— BEGIN —
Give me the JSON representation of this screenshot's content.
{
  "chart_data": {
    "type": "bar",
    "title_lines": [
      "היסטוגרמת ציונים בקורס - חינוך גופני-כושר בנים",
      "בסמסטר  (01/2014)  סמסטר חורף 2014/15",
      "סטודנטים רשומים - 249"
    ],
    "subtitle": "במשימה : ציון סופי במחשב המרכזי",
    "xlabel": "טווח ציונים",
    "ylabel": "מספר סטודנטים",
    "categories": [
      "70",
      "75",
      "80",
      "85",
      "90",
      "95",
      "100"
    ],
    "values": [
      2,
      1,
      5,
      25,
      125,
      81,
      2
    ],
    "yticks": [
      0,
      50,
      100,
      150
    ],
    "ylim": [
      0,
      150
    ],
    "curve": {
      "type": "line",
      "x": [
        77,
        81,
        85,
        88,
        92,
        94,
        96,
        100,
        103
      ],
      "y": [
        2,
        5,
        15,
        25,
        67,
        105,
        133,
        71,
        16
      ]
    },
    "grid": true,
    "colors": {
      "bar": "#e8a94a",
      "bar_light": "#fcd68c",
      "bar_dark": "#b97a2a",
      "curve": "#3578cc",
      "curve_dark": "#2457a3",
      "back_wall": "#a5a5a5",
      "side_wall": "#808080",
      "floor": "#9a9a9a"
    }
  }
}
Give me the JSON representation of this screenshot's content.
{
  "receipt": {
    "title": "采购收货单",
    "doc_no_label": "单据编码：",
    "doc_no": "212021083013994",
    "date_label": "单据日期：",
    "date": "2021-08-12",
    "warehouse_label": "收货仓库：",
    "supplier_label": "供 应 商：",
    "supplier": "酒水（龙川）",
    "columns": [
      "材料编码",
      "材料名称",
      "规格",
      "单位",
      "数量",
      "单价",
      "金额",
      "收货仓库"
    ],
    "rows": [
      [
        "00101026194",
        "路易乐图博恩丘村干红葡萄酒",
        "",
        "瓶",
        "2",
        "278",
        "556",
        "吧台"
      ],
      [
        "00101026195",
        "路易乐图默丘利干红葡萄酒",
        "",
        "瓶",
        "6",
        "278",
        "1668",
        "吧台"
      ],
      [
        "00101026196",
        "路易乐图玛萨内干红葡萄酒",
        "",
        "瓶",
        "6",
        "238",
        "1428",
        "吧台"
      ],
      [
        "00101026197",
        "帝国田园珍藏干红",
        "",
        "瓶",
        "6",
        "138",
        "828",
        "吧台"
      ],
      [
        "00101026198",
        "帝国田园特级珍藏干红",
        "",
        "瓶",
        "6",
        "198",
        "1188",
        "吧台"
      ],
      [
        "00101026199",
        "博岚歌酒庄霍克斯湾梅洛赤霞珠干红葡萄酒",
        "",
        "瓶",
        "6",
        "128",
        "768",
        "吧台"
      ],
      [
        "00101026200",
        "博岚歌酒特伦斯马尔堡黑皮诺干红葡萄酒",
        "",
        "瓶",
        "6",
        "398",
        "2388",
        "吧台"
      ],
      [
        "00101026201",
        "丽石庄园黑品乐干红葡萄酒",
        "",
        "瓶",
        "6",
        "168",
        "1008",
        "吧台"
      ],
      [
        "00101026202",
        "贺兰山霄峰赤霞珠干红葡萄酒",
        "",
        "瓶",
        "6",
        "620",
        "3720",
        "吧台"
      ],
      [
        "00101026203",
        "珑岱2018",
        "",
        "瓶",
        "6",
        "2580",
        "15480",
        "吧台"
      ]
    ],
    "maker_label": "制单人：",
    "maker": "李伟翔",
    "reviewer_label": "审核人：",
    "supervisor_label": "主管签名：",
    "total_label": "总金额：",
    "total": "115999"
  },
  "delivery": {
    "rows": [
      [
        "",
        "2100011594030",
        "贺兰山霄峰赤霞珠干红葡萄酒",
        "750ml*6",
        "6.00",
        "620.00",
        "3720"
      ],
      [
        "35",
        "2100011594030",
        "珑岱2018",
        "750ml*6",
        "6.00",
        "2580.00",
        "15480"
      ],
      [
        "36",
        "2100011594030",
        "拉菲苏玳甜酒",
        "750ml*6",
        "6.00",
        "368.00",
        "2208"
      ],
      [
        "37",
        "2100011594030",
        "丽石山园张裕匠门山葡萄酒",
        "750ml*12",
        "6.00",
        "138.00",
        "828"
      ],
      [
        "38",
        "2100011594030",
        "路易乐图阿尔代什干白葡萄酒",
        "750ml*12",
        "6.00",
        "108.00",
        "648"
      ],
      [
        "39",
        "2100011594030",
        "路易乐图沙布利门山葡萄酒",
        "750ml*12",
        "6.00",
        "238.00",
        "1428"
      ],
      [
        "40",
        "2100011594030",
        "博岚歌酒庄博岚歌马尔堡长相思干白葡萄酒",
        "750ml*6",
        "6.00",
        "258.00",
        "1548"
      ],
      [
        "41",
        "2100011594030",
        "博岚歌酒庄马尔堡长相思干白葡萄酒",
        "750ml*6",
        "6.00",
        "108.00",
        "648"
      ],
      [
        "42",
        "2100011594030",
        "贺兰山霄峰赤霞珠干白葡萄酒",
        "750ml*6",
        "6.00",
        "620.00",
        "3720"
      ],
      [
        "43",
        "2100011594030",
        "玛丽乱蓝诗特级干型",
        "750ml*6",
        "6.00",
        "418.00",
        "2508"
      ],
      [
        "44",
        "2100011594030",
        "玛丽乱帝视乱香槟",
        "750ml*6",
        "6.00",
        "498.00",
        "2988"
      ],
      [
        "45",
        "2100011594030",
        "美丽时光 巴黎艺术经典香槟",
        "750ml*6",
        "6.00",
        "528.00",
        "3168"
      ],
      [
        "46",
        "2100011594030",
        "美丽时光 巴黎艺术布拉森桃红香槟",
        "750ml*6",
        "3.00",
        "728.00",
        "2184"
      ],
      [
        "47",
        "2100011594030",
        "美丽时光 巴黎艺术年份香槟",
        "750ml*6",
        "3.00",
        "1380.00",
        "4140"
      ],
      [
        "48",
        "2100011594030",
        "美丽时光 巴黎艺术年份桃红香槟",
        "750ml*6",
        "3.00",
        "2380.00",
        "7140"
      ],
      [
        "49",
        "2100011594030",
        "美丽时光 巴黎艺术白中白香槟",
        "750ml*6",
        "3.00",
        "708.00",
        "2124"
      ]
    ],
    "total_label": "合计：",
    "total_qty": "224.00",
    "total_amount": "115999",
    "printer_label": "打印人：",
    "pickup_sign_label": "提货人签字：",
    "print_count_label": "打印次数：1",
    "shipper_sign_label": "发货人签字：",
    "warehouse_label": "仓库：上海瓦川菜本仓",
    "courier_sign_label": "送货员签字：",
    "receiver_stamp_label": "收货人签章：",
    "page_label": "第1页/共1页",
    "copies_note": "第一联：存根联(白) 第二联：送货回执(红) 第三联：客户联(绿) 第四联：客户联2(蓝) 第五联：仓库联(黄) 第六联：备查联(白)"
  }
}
— END —
### What is being asked
Print the material verbatim, all of it.

### Exercise solution
Give me the JSON representation of this screenshot's content.
{
  "chart_data": {
    "type": "bar",
    "title_lines": [
      "היסטוגרמת ציונים בקורס - חינוך גופני-כושר בנים",
      "בסמסטר  (01/2014)  סמסטר חורף 2014/15",
      "סטודנטים רשומים - 249"
    ],
    "subtitle": "במשימה : ציון סופי במחשב המרכזי",
    "xlabel": "טווח ציונים",
    "ylabel": "מספר סטודנטים",
    "categories": [
      "70",
      "75",
      "80",
      "85",
      "90",
      "95",
      "100"
    ],
    "values": [
      2,
      1,
      5,
      25,
      125,
      81,
      2
    ],
    "yticks": [
      0,
      50,
      100,
      150
    ],
    "ylim": [
      0,
      150
    ],
    "curve": {
      "type": "line",
      "x": [
        77,
        81,
        85,
        88,
        92,
        94,
        96,
        100,
        103
      ],
      "y": [
        2,
        5,
        15,
        25,
        67,
        105,
        133,
        71,
        16
      ]
    },
    "grid": true,
    "colors": {
      "bar": "#e8a94a",
      "bar_light": "#fcd68c",
      "bar_dark": "#b97a2a",
      "curve": "#3578cc",
      "curve_dark": "#2457a3",
      "back_wall": "#a5a5a5",
      "side_wall": "#808080",
      "floor": "#9a9a9a"
    }
  }
}
Give me the JSON representation of this screenshot's content.
{
  "receipt": {
    "title": "采购收货单",
    "doc_no_label": "单据编码：",
    "doc_no": "212021083013994",
    "date_label": "单据日期：",
    "date": "2021-08-12",
    "warehouse_label": "收货仓库：",
    "supplier_label": "供 应 商：",
    "supplier": "酒水（龙川）",
    "columns": [
      "材料编码",
      "材料名称",
      "规格",
      "单位",
      "数量",
      "单价",
      "金额",
      "收货仓库"
    ],
    "rows": [
      [
        "00101026194",
        "路易乐图博恩丘村干红葡萄酒",
        "",
        "瓶",
        "2",
        "278",
        "556",
        "吧台"
      ],
      [
        "00101026195",
        "路易乐图默丘利干红葡萄酒",
        "",
        "瓶",
        "6",
        "278",
        "1668",
        "吧台"
      ],
      [
        "00101026196",
        "路易乐图玛萨内干红葡萄酒",
        "",
        "瓶",
        "6",
        "238",
        "1428",
        "吧台"
      ],
      [
        "00101026197",
        "帝国田园珍藏干红",
        "",
        "瓶",
        "6",
        "138",
        "828",
        "吧台"
      ],
      [
        "00101026198",
        "帝国田园特级珍藏干红",
        "",
        "瓶",
        "6",
        "198",
        "1188",
        "吧台"
      ],
      [
        "00101026199",
        "博岚歌酒庄霍克斯湾梅洛赤霞珠干红葡萄酒",
        "",
        "瓶",
        "6",
        "128",
        "768",
        "吧台"
      ],
      [
        "00101026200",
        "博岚歌酒特伦斯马尔堡黑皮诺干红葡萄酒",
        "",
        "瓶",
        "6",
        "398",
        "2388",
        "吧台"
      ],
      [
        "00101026201",
        "丽石庄园黑品乐干红葡萄酒",
        "",
        "瓶",
        "6",
        "168",
        "1008",
        "吧台"
      ],
      [
        "00101026202",
        "贺兰山霄峰赤霞珠干红葡萄酒",
        "",
        "瓶",
        "6",
        "620",
        "3720",
        "吧台"
      ],
      [
        "00101026203",
        "珑岱2018",
        "",
        "瓶",
        "6",
        "2580",
        "15480",
        "吧台"
      ]
    ],
    "maker_label": "制单人：",
    "maker": "李伟翔",
    "reviewer_label": "审核人：",
    "supervisor_label": "主管签名：",
    "total_label": "总金额：",
    "total": "115999"
  },
  "delivery": {
    "rows": [
      [
        "",
        "2100011594030",
        "贺兰山霄峰赤霞珠干红葡萄酒",
        "750ml*6",
        "6.00",
        "620.00",
        "3720"
      ],
      [
        "35",
        "2100011594030",
        "珑岱2018",
        "750ml*6",
        "6.00",
        "2580.00",
        "15480"
      ],
      [
        "36",
        "2100011594030",
        "拉菲苏玳甜酒",
        "750ml*6",
        "6.00",
        "368.00",
        "2208"
      ],
      [
        "37",
        "2100011594030",
        "丽石山园张裕匠门山葡萄酒",
        "750ml*12",
        "6.00",
        "138.00",
        "828"
      ],
      [
        "38",
        "2100011594030",
        "路易乐图阿尔代什干白葡萄酒",
        "750ml*12",
        "6.00",
        "108.00",
        "648"
      ],
      [
        "39",
        "2100011594030",
        "路易乐图沙布利门山葡萄酒",
        "750ml*12",
        "6.00",
        "238.00",
        "1428"
      ],
      [
        "40",
        "2100011594030",
        "博岚歌酒庄博岚歌马尔堡长相思干白葡萄酒",
        "750ml*6",
        "6.00",
        "258.00",
        "1548"
      ],
      [
        "41",
        "2100011594030",
        "博岚歌酒庄马尔堡长相思干白葡萄酒",
        "750ml*6",
        "6.00",
        "108.00",
        "648"
      ],
      [
        "42",
        "2100011594030",
        "贺兰山霄峰赤霞珠干白葡萄酒",
        "750ml*6",
        "6.00",
        "620.00",
        "3720"
      ],
      [
        "43",
        "2100011594030",
        "玛丽乱蓝诗特级干型",
        "750ml*6",
        "6.00",
        "418.00",
        "2508"
      ],
      [
        "44",
        "2100011594030",
        "玛丽乱帝视乱香槟",
        "750ml*6",
        "6.00",
        "498.00",
        "2988"
      ],
      [
        "45",
        "2100011594030",
        "美丽时光 巴黎艺术经典香槟",
        "750ml*6",
        "6.00",
        "528.00",
        "3168"
      ],
      [
        "46",
        "2100011594030",
        "美丽时光 巴黎艺术布拉森桃红香槟",
        "750ml*6",
        "3.00",
        "728.00",
        "2184"
      ],
      [
        "47",
        "2100011594030",
        "美丽时光 巴黎艺术年份香槟",
        "750ml*6",
        "3.00",
        "1380.00",
        "4140"
      ],
      [
        "48",
        "2100011594030",
        "美丽时光 巴黎艺术年份桃红香槟",
        "750ml*6",
        "3.00",
        "2380.00",
        "7140"
      ],
      [
        "49",
        "2100011594030",
        "美丽时光 巴黎艺术白中白香槟",
        "750ml*6",
        "3.00",
        "708.00",
        "2124"
      ]
    ],
    "total_label": "合计：",
    "total_qty": "224.00",
    "total_amount": "115999",
    "printer_label": "打印人：",
    "pickup_sign_label": "提货人签字：",
    "print_count_label": "打印次数：1",
    "shipper_sign_label": "发货人签字：",
    "warehouse_label": "仓库：上海瓦川菜本仓",
    "courier_sign_label": "送货员签字：",
    "receiver_stamp_label": "收货人签章：",
    "page_label": "第1页/共1页",
    "copies_note": "第一联：存根联(白) 第二联：送货回执(红) 第三联：客户联(绿) 第四联：客户联2(蓝) 第五联：仓库联(黄) 第六联：备查联(白)"
  }
}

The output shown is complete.